Dataset entries
--- Begin ---
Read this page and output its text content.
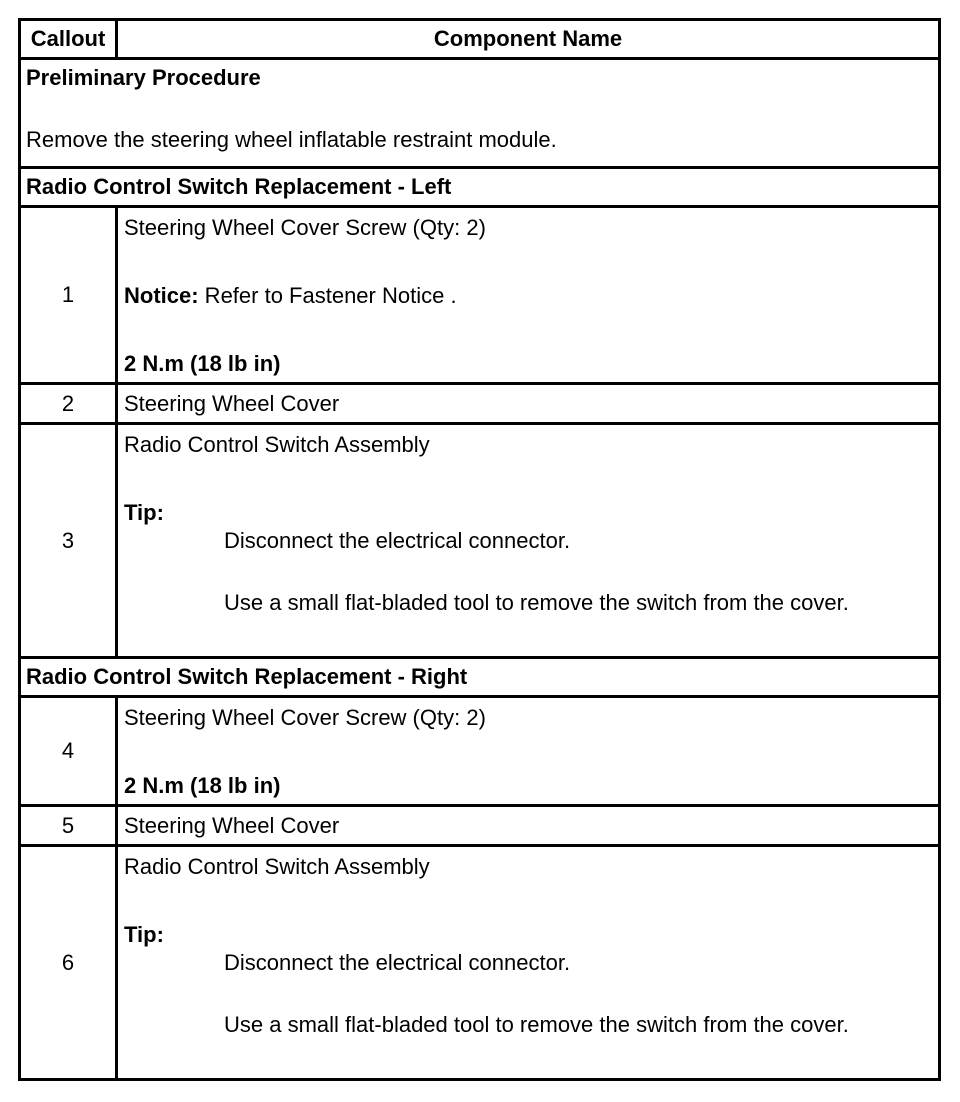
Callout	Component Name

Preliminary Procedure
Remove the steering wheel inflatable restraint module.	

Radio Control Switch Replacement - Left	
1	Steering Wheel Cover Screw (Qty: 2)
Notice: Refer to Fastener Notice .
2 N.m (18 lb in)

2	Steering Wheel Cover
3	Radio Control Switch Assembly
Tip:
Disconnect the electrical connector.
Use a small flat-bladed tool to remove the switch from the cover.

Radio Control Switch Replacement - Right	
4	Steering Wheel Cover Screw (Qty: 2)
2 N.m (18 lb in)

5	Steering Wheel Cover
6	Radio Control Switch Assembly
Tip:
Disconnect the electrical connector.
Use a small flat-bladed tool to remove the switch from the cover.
--- End ---
--- Begin ---
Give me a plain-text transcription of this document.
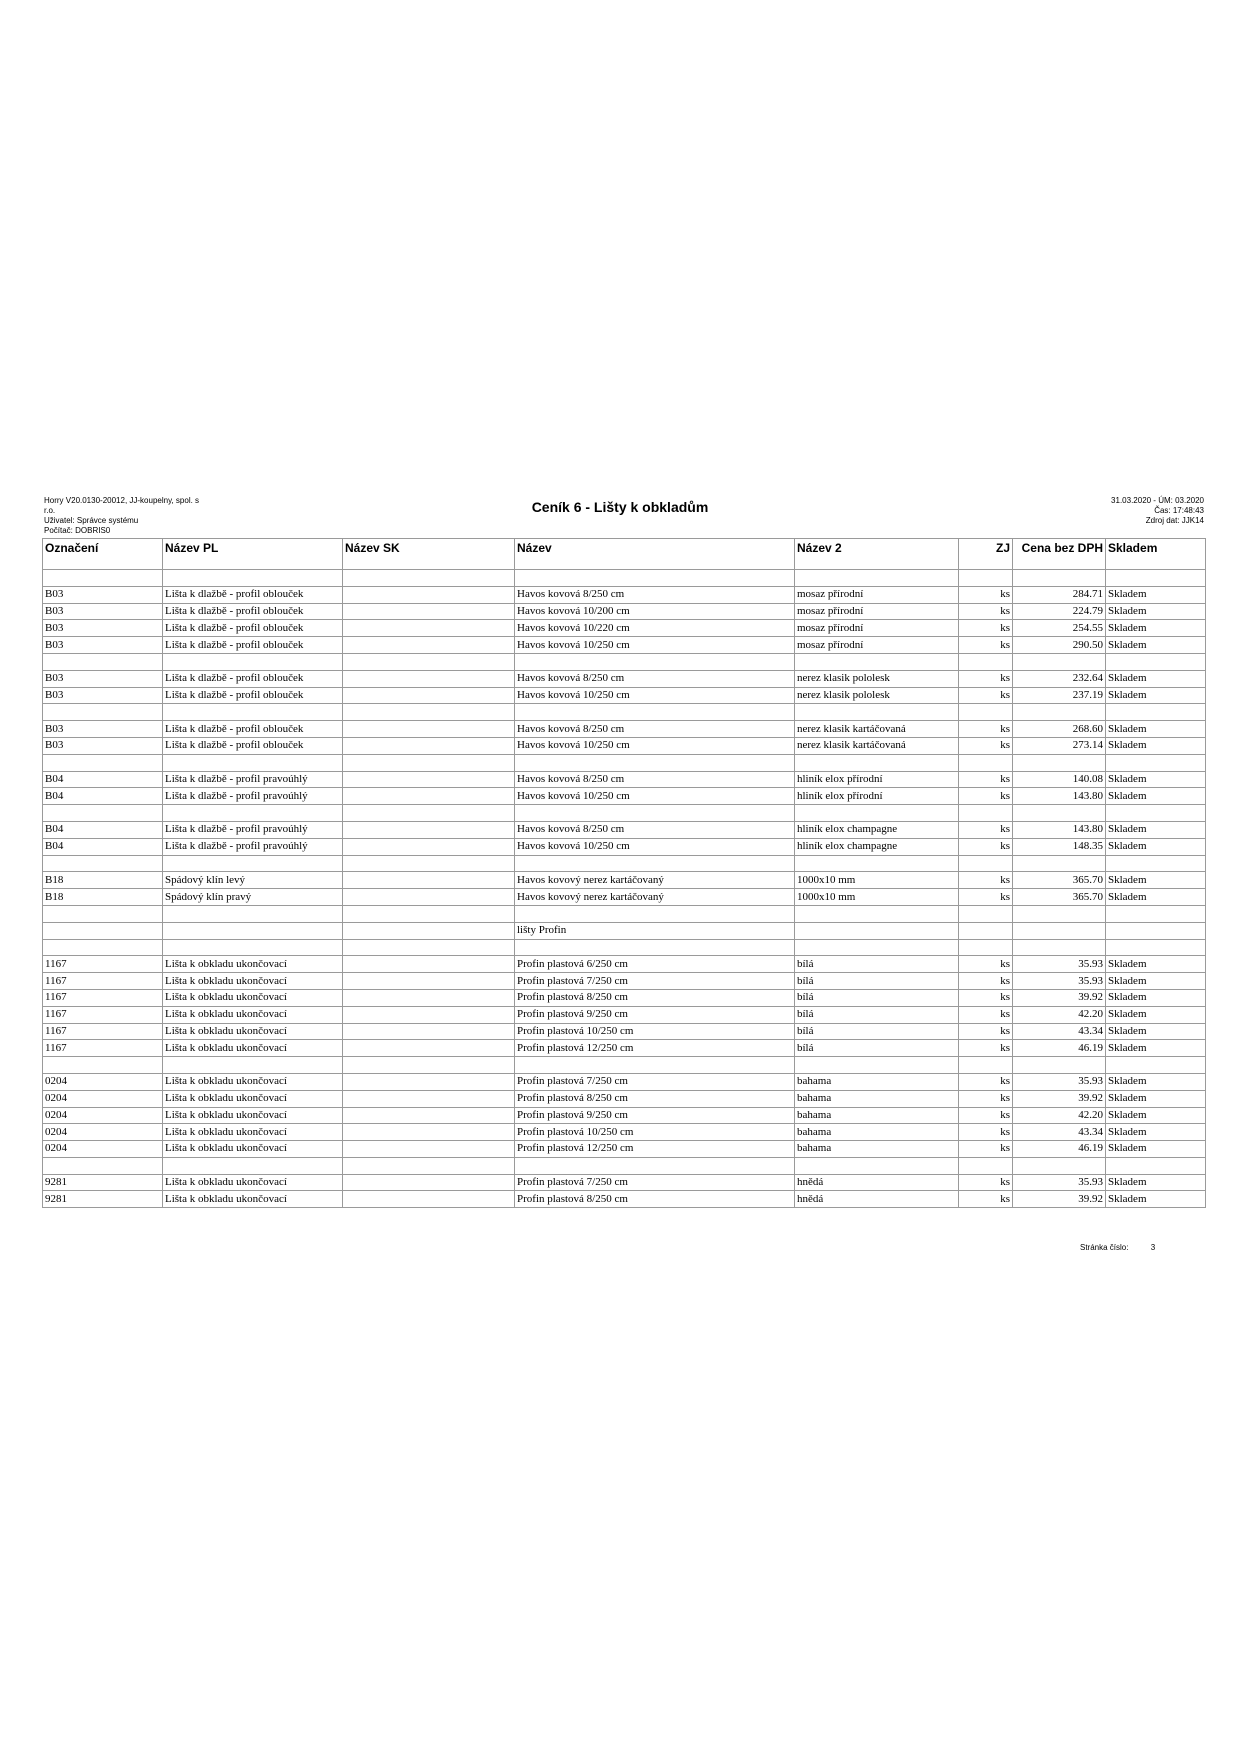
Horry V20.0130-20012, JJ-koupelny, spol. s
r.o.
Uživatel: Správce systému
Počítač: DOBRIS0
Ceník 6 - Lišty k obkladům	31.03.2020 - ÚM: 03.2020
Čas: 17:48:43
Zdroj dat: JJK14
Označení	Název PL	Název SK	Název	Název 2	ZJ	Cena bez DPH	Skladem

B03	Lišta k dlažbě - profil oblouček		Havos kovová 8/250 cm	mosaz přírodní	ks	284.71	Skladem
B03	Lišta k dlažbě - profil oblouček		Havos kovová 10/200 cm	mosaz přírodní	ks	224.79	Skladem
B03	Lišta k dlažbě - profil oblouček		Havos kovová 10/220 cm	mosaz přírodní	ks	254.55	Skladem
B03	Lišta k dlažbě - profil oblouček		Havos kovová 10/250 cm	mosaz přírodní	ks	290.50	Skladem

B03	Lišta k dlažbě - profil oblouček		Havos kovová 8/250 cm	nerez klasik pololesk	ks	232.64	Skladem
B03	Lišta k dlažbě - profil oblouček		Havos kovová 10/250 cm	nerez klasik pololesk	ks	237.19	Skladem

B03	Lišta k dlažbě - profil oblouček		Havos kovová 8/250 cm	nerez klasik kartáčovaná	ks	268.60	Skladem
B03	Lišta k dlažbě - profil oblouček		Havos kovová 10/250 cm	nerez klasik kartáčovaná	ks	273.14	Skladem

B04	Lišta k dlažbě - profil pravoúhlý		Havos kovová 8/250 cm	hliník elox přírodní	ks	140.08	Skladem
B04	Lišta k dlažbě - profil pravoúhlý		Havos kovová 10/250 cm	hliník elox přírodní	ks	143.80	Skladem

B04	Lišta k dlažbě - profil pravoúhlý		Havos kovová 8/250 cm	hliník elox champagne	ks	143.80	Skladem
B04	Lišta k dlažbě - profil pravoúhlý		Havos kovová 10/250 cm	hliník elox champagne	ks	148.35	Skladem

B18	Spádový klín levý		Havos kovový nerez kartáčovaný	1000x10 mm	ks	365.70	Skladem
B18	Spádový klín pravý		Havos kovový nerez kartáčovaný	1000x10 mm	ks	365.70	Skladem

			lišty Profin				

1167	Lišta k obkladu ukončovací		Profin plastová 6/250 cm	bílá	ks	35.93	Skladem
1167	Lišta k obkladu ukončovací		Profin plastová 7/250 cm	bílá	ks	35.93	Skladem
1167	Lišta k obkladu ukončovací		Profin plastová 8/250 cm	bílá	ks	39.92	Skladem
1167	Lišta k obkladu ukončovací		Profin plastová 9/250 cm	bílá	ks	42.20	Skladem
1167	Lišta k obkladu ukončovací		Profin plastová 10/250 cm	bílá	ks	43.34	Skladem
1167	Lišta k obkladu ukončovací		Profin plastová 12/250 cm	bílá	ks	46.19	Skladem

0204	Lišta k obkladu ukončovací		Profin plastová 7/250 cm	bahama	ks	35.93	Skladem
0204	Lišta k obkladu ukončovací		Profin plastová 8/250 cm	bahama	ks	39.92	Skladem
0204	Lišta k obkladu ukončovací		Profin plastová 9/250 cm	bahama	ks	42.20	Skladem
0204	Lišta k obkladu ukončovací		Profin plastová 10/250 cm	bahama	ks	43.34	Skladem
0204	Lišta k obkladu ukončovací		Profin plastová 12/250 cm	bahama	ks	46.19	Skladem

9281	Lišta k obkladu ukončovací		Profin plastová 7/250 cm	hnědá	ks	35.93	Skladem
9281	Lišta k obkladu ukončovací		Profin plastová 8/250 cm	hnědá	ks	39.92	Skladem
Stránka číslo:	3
--- End ---
--- Begin ---
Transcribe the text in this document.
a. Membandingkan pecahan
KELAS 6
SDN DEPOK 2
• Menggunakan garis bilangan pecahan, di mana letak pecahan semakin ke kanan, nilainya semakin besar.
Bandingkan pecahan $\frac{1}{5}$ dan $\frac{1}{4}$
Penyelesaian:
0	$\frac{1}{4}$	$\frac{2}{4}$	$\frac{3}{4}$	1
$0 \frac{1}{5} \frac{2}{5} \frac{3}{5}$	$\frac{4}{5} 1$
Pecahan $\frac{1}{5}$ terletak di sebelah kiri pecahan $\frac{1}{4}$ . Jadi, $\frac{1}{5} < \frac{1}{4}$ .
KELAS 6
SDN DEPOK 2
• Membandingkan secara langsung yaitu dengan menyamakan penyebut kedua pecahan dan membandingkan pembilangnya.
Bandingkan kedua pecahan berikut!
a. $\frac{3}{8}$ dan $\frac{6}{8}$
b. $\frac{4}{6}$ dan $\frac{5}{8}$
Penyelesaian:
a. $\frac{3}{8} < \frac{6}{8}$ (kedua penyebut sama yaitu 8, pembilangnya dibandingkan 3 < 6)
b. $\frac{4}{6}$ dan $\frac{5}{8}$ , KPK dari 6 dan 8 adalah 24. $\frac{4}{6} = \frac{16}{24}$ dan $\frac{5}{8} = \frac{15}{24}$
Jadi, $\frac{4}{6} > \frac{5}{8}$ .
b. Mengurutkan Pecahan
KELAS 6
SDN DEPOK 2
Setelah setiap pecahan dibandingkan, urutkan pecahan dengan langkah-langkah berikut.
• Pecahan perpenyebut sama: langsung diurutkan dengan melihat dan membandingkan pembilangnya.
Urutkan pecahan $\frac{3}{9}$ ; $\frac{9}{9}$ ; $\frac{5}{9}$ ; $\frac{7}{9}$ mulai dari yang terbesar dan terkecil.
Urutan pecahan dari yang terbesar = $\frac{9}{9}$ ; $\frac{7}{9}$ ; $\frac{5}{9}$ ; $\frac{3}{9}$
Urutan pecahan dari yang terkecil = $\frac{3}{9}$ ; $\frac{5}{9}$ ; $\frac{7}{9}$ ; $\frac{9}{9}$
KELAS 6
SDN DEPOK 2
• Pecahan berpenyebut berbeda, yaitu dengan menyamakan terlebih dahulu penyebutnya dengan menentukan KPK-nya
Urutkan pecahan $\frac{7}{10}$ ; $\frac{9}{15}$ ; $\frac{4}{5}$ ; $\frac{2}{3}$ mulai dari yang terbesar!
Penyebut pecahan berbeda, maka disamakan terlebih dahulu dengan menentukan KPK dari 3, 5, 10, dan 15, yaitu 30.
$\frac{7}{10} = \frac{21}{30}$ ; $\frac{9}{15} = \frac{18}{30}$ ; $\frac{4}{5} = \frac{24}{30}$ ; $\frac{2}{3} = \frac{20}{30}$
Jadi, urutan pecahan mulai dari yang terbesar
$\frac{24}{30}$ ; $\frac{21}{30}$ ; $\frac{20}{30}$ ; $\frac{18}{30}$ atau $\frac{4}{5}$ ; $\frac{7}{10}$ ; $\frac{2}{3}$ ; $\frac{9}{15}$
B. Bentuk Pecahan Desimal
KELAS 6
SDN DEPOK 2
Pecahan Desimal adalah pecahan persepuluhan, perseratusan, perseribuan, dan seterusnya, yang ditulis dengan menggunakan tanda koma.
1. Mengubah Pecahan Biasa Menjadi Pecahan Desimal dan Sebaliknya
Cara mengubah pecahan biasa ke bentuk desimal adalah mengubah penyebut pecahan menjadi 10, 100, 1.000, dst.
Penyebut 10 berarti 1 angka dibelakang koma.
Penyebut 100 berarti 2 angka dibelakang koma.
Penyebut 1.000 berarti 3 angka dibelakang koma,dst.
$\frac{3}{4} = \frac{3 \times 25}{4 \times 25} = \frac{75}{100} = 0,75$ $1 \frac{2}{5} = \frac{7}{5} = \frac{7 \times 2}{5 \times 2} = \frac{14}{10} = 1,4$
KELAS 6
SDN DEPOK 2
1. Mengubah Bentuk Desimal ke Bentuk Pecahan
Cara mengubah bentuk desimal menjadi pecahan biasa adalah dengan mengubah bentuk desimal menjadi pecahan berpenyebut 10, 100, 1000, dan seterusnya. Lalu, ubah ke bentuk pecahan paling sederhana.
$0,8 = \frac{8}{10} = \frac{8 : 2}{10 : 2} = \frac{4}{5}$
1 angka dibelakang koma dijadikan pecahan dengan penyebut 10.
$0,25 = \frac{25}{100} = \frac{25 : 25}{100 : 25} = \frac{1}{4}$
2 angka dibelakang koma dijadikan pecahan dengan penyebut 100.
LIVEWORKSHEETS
--- End ---
* **WRITTEN TASK**
In the lines above, locate the string "kartáčovaná". Copy every line where it occurs.

* **RESPONSE TO THE EXERCISE**
B03	Lišta k dlažbě - profil oblouček		Havos kovová 8/250 cm	nerez klasik kartáčovaná	ks	268.60	Skladem
B03	Lišta k dlažbě - profil oblouček		Havos kovová 10/250 cm	nerez klasik kartáčovaná	ks	273.14	Skladem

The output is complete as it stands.